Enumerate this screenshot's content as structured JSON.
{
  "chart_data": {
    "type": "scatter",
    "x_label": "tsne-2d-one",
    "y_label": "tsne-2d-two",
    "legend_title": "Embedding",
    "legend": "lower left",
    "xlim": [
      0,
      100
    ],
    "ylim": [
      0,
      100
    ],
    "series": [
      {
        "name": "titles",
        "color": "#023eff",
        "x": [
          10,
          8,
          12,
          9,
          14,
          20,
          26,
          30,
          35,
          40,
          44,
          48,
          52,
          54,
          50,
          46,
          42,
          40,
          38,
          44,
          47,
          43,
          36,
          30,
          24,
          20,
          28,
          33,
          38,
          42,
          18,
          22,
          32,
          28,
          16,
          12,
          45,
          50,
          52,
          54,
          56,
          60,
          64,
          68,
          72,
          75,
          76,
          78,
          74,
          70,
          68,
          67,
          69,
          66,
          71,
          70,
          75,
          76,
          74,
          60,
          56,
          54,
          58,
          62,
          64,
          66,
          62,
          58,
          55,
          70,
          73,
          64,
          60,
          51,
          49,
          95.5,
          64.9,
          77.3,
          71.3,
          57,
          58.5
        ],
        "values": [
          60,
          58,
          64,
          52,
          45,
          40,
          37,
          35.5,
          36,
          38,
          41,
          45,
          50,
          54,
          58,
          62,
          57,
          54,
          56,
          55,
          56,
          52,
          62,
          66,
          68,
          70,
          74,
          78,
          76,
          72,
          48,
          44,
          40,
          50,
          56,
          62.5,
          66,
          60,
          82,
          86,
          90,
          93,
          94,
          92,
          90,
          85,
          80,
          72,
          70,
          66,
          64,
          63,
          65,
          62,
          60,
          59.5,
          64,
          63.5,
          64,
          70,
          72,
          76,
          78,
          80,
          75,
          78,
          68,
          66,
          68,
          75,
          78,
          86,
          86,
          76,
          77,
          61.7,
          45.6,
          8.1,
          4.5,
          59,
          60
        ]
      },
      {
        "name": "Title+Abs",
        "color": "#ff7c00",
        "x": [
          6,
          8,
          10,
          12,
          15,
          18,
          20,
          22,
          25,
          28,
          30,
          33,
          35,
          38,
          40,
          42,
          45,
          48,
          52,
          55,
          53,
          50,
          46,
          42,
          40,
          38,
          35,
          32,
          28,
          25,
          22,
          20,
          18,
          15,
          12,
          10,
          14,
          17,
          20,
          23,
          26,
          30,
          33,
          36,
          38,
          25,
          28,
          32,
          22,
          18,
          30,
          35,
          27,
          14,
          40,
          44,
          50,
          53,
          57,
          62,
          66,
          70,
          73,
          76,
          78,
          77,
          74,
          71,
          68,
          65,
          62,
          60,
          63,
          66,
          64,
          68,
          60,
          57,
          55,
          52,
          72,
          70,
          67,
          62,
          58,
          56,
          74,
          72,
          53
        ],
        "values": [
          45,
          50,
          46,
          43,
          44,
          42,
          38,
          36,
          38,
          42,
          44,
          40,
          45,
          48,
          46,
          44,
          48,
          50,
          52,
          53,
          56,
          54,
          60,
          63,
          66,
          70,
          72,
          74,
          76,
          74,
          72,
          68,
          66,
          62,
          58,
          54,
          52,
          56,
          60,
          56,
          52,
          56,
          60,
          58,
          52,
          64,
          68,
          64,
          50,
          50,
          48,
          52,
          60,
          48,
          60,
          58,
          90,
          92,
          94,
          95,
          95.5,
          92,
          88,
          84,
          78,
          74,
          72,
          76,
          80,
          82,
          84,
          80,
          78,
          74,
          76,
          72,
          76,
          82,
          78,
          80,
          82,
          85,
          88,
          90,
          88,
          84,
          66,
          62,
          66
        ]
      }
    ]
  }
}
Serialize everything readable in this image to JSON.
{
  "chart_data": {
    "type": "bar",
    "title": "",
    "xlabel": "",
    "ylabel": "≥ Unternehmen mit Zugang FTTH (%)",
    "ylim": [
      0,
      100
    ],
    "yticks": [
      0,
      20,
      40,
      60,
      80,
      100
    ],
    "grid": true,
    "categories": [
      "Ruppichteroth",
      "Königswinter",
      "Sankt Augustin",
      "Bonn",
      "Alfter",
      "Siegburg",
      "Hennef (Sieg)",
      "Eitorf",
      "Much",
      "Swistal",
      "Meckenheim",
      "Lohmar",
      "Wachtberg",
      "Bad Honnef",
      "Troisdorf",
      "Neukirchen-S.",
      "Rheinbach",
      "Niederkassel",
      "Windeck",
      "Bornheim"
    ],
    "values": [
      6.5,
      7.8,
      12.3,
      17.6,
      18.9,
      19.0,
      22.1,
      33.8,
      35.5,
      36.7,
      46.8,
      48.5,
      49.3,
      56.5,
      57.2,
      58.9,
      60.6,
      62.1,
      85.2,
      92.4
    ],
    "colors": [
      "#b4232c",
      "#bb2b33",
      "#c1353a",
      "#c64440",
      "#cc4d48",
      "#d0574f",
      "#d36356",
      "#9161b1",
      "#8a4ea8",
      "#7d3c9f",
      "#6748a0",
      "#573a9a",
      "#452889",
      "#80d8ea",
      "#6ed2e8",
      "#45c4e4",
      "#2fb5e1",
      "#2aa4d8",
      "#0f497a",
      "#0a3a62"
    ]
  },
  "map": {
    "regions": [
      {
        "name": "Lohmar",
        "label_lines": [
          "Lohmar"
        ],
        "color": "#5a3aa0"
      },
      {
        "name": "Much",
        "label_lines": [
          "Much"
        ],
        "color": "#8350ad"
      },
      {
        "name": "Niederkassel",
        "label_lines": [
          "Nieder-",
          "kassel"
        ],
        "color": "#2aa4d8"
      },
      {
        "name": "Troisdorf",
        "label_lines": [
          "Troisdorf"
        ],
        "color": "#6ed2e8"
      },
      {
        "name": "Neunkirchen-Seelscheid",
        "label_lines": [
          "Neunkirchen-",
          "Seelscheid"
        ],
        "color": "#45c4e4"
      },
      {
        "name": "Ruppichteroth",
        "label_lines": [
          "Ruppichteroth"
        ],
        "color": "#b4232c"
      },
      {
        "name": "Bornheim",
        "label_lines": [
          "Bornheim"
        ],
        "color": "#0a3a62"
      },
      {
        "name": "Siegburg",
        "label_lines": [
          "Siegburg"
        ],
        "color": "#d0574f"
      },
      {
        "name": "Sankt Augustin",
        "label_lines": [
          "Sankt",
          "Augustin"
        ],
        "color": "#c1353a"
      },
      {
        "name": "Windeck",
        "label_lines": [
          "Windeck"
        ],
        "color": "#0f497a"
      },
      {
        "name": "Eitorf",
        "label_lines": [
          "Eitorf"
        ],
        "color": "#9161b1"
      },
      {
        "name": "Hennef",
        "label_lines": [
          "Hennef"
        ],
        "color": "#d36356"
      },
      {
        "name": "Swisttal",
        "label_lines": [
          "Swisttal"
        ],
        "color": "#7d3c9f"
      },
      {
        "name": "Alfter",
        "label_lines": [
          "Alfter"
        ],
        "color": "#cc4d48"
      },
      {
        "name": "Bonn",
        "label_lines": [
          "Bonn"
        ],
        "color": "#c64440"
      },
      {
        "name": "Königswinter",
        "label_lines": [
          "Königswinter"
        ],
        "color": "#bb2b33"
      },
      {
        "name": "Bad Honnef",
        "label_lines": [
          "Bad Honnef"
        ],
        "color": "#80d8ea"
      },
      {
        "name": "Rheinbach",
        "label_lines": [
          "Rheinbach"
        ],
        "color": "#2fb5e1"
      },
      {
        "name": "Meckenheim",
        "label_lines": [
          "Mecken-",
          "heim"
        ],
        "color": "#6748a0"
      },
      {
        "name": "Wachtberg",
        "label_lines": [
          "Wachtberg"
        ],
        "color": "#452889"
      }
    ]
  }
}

**Brief:** Pick out the lines containing the string "JSON".

**Problem solution:**
Enumerate this screenshot's content as structured JSON.
Serialize everything readable in this image to JSON.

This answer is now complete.